⟨

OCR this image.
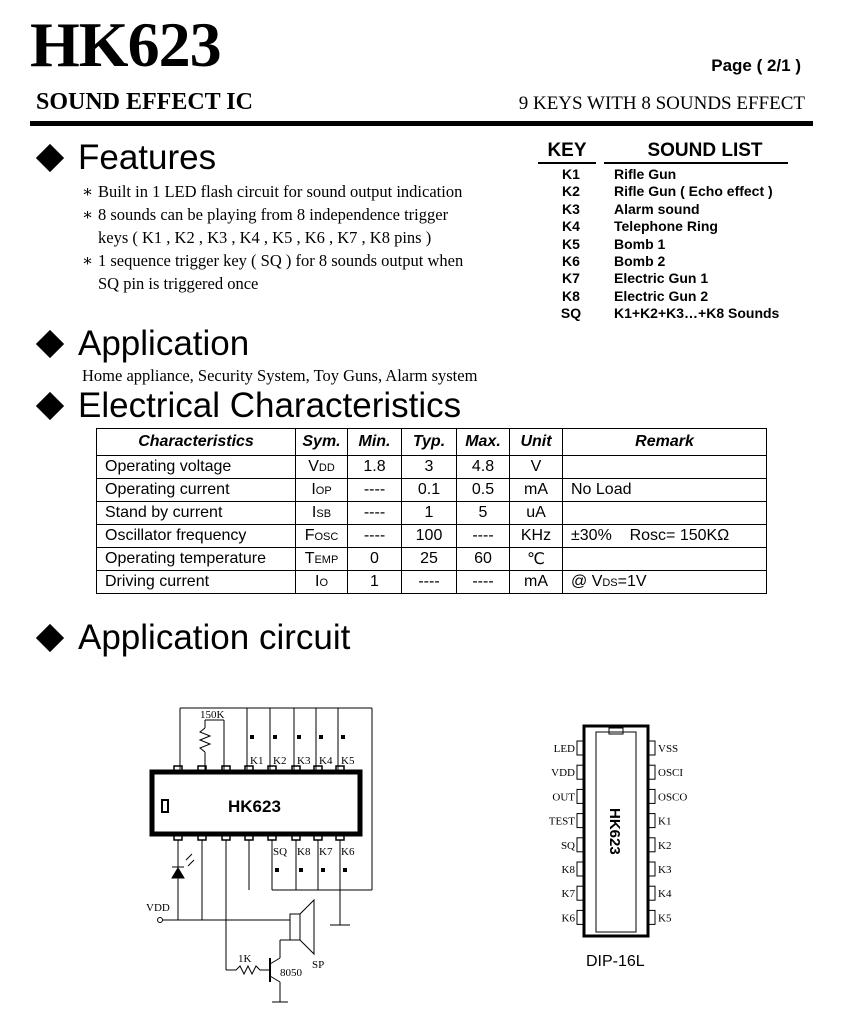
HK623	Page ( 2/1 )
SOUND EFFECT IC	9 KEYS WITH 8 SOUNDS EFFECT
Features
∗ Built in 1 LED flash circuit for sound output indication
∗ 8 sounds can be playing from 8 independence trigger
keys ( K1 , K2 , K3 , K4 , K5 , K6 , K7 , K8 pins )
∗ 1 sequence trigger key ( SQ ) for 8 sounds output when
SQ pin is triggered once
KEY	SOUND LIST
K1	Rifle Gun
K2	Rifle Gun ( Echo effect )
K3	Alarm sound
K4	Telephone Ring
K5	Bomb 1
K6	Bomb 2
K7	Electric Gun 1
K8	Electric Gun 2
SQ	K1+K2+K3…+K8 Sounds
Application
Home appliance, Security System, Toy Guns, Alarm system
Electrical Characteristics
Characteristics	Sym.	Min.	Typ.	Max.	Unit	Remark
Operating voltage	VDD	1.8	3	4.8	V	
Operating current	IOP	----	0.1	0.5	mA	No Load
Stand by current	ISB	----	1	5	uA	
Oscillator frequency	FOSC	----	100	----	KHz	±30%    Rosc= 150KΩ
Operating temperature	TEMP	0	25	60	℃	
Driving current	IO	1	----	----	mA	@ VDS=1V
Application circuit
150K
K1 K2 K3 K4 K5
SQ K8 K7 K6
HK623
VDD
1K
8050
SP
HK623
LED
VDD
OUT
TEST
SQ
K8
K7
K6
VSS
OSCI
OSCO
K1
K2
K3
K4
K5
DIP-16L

⟩

[Written exercise]:
Report only how many lines in the listing contain the string "Alarm".

[Problem solution]:
2